What needs to be done: An exact reproduction of the entries is needed. Keep all pictures out of it.

Input records:
== == ==

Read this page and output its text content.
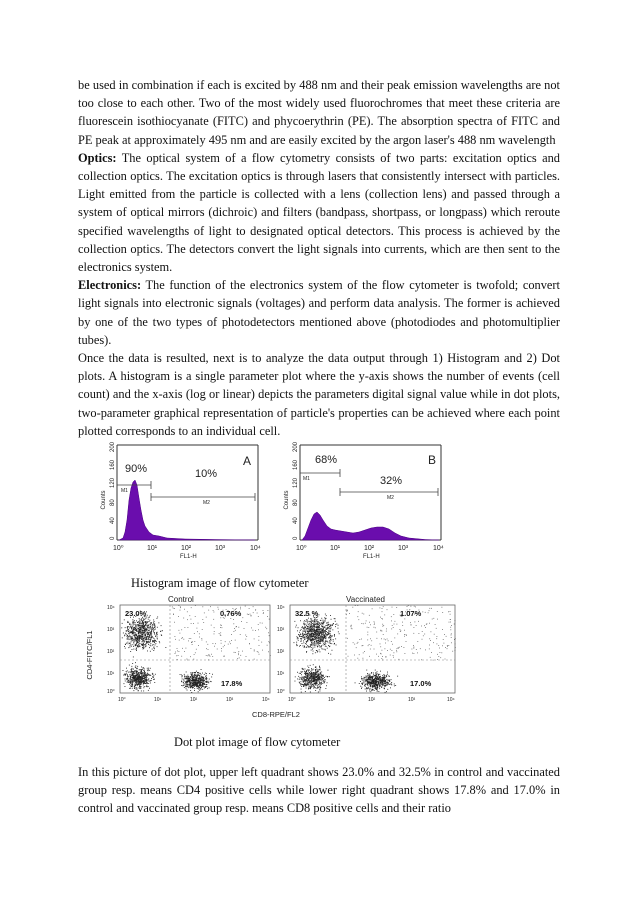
be used in combination if each is excited by 488 nm and their peak emission wavelengths are not too close to each other. Two of the most widely used fluorochromes that meet these criteria are fluorescein isothiocyanate (FITC) and phycoerythrin (PE). The absorption spectra of FITC and PE peak at approximately 495 nm and are easily excited by the argon laser's 488 nm wavelength

Optics: The optical system of a flow cytometry consists of two parts: excitation optics and collection optics. The excitation optics is through lasers that consistently intersect with particles. Light emitted from the particle is collected with a lens (collection lens) and passed through a system of optical mirrors (dichroic) and filters (bandpass, shortpass, or longpass) which reroute specified wavelengths of light to designated optical detectors. This process is achieved by the collection optics. The detectors convert the light signals into currents, which are then sent to the electronics system.

Electronics: The function of the electronics system of the flow cytometer is twofold; convert light signals into electronic signals (voltages) and perform data analysis. The former is achieved by one of the two types of photodetectors mentioned above (photodiodes and photomultiplier tubes).

Once the data is resulted, next is to analyze the data output through 1) Histogram and 2) Dot plots. A histogram is a single parameter plot where the y-axis shows the number of events (cell count) and the x-axis (log or linear) depicts the parameters digital signal value while in dot plots, two-parameter graphical representation of particle's properties can be achieved where each point plotted corresponds to an individual cell.

Counts
0
40
80
120
160
200
90%	10%
A
M1
M2
10⁰	10¹	10²	10³	10⁴
FL1-H
Counts
0
40
80
120
160
200
68%
32%
B
M1
M2
10⁰	10¹	10²	10³	10⁴
FL1-H
Histogram image of flow cytometer
CD4-FITC/FL1
Control
23.0%	0.76%
17.8%
10⁴
10³
10²
10¹
10⁰
10⁰	10¹	10²	10³	10⁴
Vaccinated
32.5 %	1.07%
17.0%
10⁴
10³
10²
10¹
10⁰
10⁰	10¹	10²	10³	10⁴
CD8-RPE/FL2
Dot plot image of flow cytometer

In this picture of dot plot, upper left quadrant shows 23.0% and 32.5% in control and vaccinated group resp. means CD4 positive cells while lower right quadrant shows 17.8% and 17.0% in control and vaccinated group resp. means CD8 positive cells and their ratio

== == ==

Solution to the problem:
Read this page and output its text content.
be used in combination if each is excited by 488 nm and their peak emission wavelengths are not too close to each other. Two of the most widely used fluorochromes that meet these criteria are fluorescein isothiocyanate (FITC) and phycoerythrin (PE). The absorption spectra of FITC and PE peak at approximately 495 nm and are easily excited by the argon laser's 488 nm wavelength

Optics: The optical system of a flow cytometry consists of two parts: excitation optics and collection optics. The excitation optics is through lasers that consistently intersect with particles. Light emitted from the particle is collected with a lens (collection lens) and passed through a system of optical mirrors (dichroic) and filters (bandpass, shortpass, or longpass) which reroute specified wavelengths of light to designated optical detectors. This process is achieved by the collection optics. The detectors convert the light signals into currents, which are then sent to the electronics system.

Electronics: The function of the electronics system of the flow cytometer is twofold; convert light signals into electronic signals (voltages) and perform data analysis. The former is achieved by one of the two types of photodetectors mentioned above (photodiodes and photomultiplier tubes).

Once the data is resulted, next is to analyze the data output through 1) Histogram and 2) Dot plots. A histogram is a single parameter plot where the y-axis shows the number of events (cell count) and the x-axis (log or linear) depicts the parameters digital signal value while in dot plots, two-parameter graphical representation of particle's properties can be achieved where each point plotted corresponds to an individual cell.

Counts
0
40
80
120
160
200
90%	10%
A
M1
M2
10⁰	10¹	10²	10³	10⁴
FL1-H
Counts
0
40
80
120
160
200
68%
32%
B
M1
M2
10⁰	10¹	10²	10³	10⁴
FL1-H
Histogram image of flow cytometer
CD4-FITC/FL1
Control
23.0%	0.76%
17.8%
10⁴
10³
10²
10¹
10⁰
10⁰	10¹	10²	10³	10⁴
Vaccinated
32.5 %	1.07%
17.0%
10⁴
10³
10²
10¹
10⁰
10⁰	10¹	10²	10³	10⁴
CD8-RPE/FL2
Dot plot image of flow cytometer

In this picture of dot plot, upper left quadrant shows 23.0% and 32.5% in control and vaccinated group resp. means CD4 positive cells while lower right quadrant shows 17.8% and 17.0% in control and vaccinated group resp. means CD8 positive cells and their ratio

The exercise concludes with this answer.